SET EXERCISE. Pictures aside, write out every record exactly as it appears.

SUPPLIED RECORDS.
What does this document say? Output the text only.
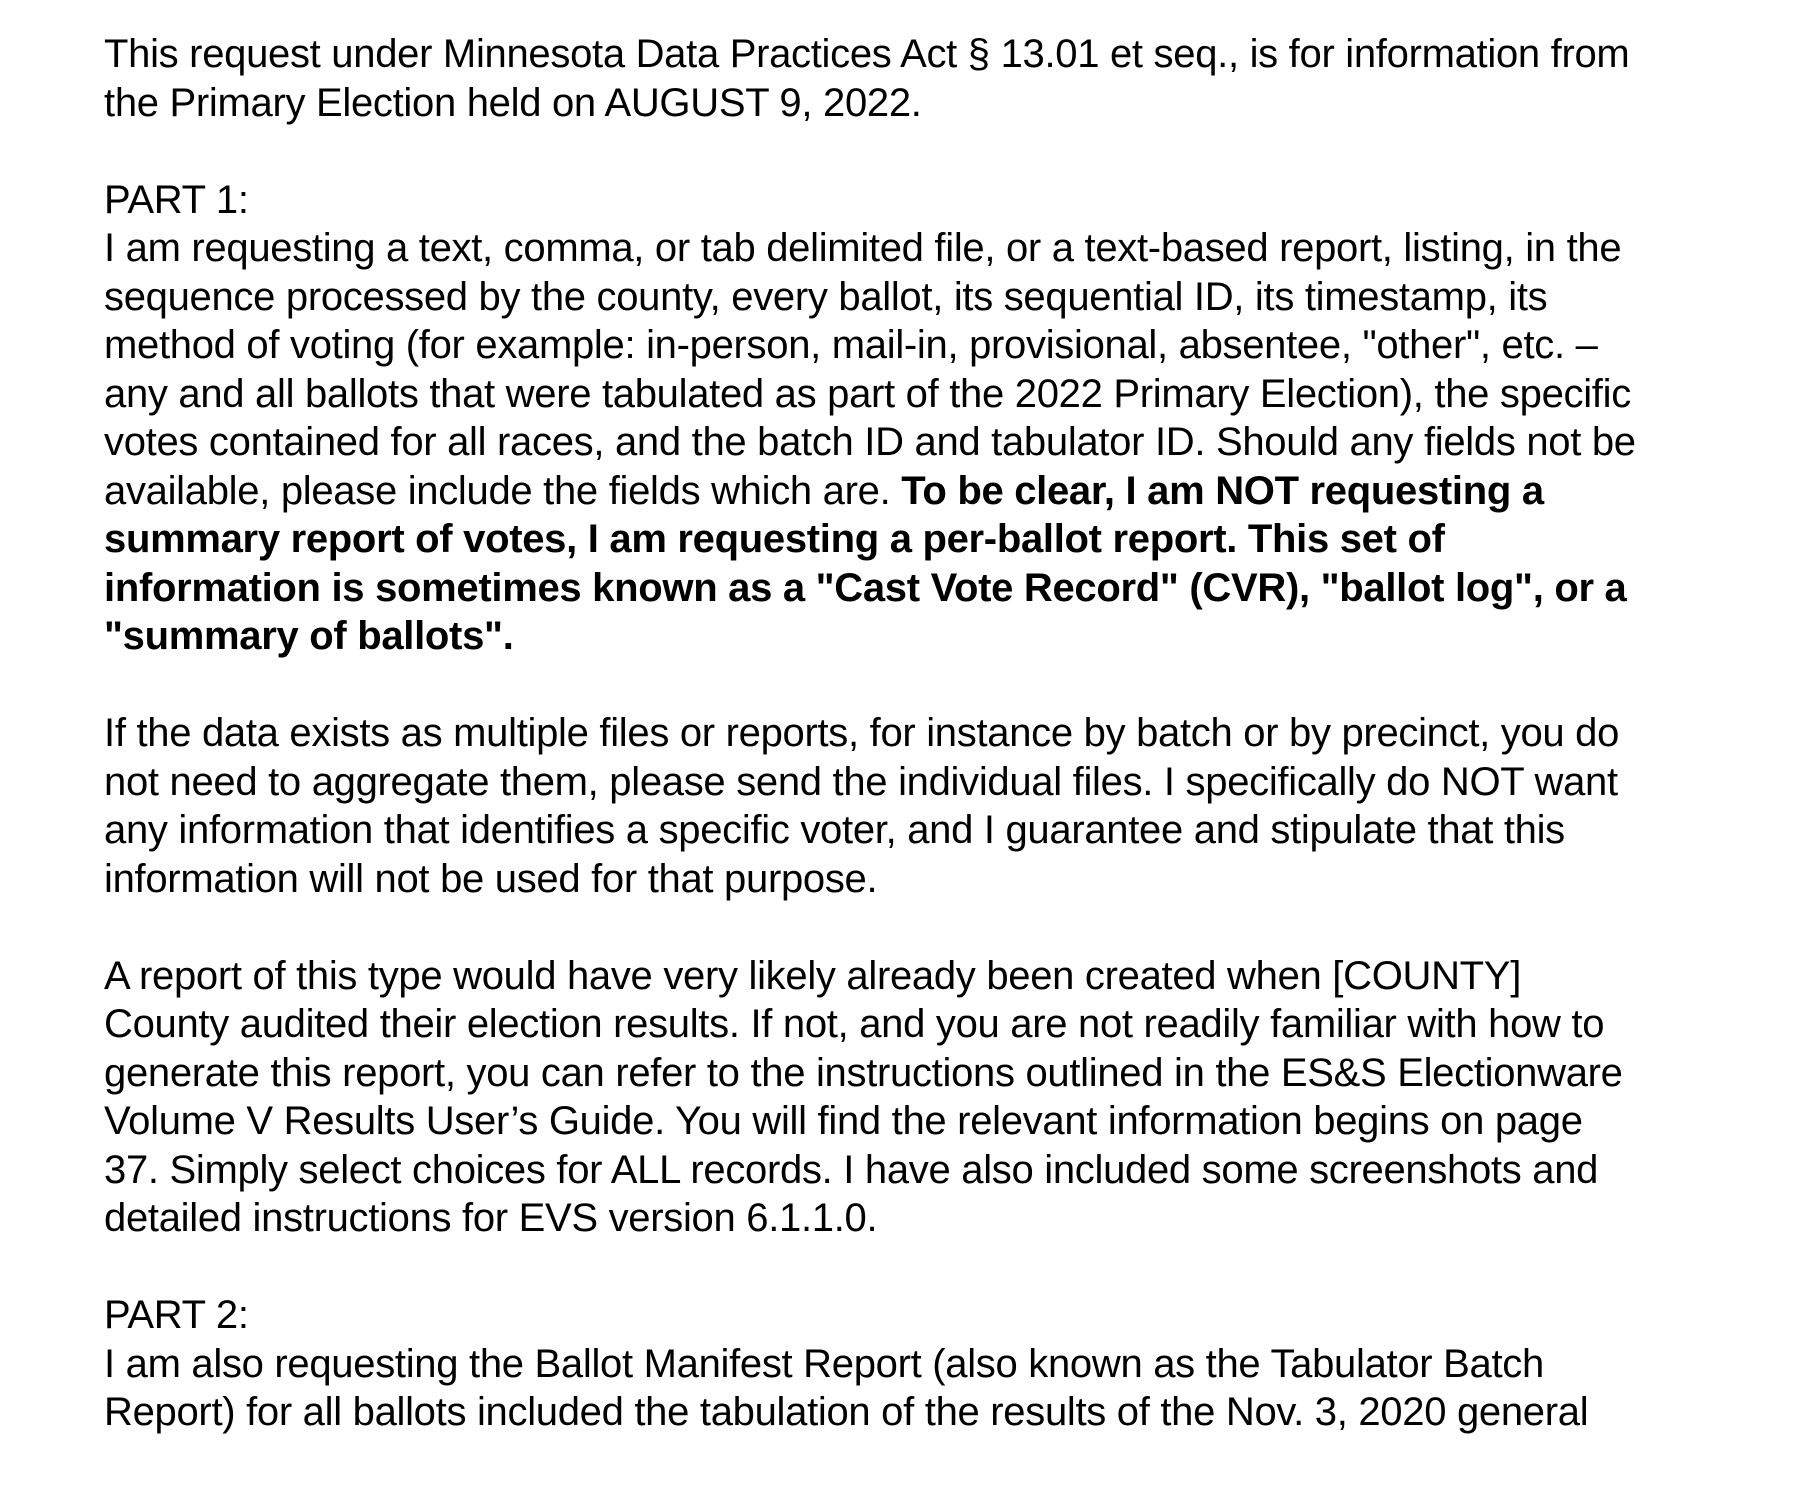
This request under Minnesota Data Practices Act § 13.01 et seq., is for information from
the Primary Election held on AUGUST 9, 2022.
PART 1:
I am requesting a text, comma, or tab delimited file, or a text-based report, listing, in the
sequence processed by the county, every ballot, its sequential ID, its timestamp, its
method of voting (for example: in-person, mail-in, provisional, absentee, "other", etc. –
any and all ballots that were tabulated as part of the 2022 Primary Election), the specific
votes contained for all races, and the batch ID and tabulator ID. Should any fields not be
available, please include the fields which are. To be clear, I am NOT requesting a
summary report of votes, I am requesting a per-ballot report. This set of
information is sometimes known as a "Cast Vote Record" (CVR), "ballot log", or a
"summary of ballots".
If the data exists as multiple files or reports, for instance by batch or by precinct, you do
not need to aggregate them, please send the individual files. I specifically do NOT want
any information that identifies a specific voter, and I guarantee and stipulate that this
information will not be used for that purpose.
A report of this type would have very likely already been created when [COUNTY]
County audited their election results. If not, and you are not readily familiar with how to
generate this report, you can refer to the instructions outlined in the ES&S Electionware
Volume V Results User’s Guide. You will find the relevant information begins on page
37. Simply select choices for ALL records. I have also included some screenshots and
detailed instructions for EVS version 6.1.1.0.
PART 2:
I am also requesting the Ballot Manifest Report (also known as the Tabulator Batch
Report) for all ballots included the tabulation of the results of the Nov. 3, 2020 general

FINISHED ANSWER.
What does this document say? Output the text only.
This request under Minnesota Data Practices Act § 13.01 et seq., is for information from
the Primary Election held on AUGUST 9, 2022.
PART 1:
I am requesting a text, comma, or tab delimited file, or a text-based report, listing, in the
sequence processed by the county, every ballot, its sequential ID, its timestamp, its
method of voting (for example: in-person, mail-in, provisional, absentee, "other", etc. –
any and all ballots that were tabulated as part of the 2022 Primary Election), the specific
votes contained for all races, and the batch ID and tabulator ID. Should any fields not be
available, please include the fields which are. To be clear, I am NOT requesting a
summary report of votes, I am requesting a per-ballot report. This set of
information is sometimes known as a "Cast Vote Record" (CVR), "ballot log", or a
"summary of ballots".
If the data exists as multiple files or reports, for instance by batch or by precinct, you do
not need to aggregate them, please send the individual files. I specifically do NOT want
any information that identifies a specific voter, and I guarantee and stipulate that this
information will not be used for that purpose.
A report of this type would have very likely already been created when [COUNTY]
County audited their election results. If not, and you are not readily familiar with how to
generate this report, you can refer to the instructions outlined in the ES&S Electionware
Volume V Results User’s Guide. You will find the relevant information begins on page
37. Simply select choices for ALL records. I have also included some screenshots and
detailed instructions for EVS version 6.1.1.0.
PART 2:
I am also requesting the Ballot Manifest Report (also known as the Tabulator Batch
Report) for all ballots included the tabulation of the results of the Nov. 3, 2020 general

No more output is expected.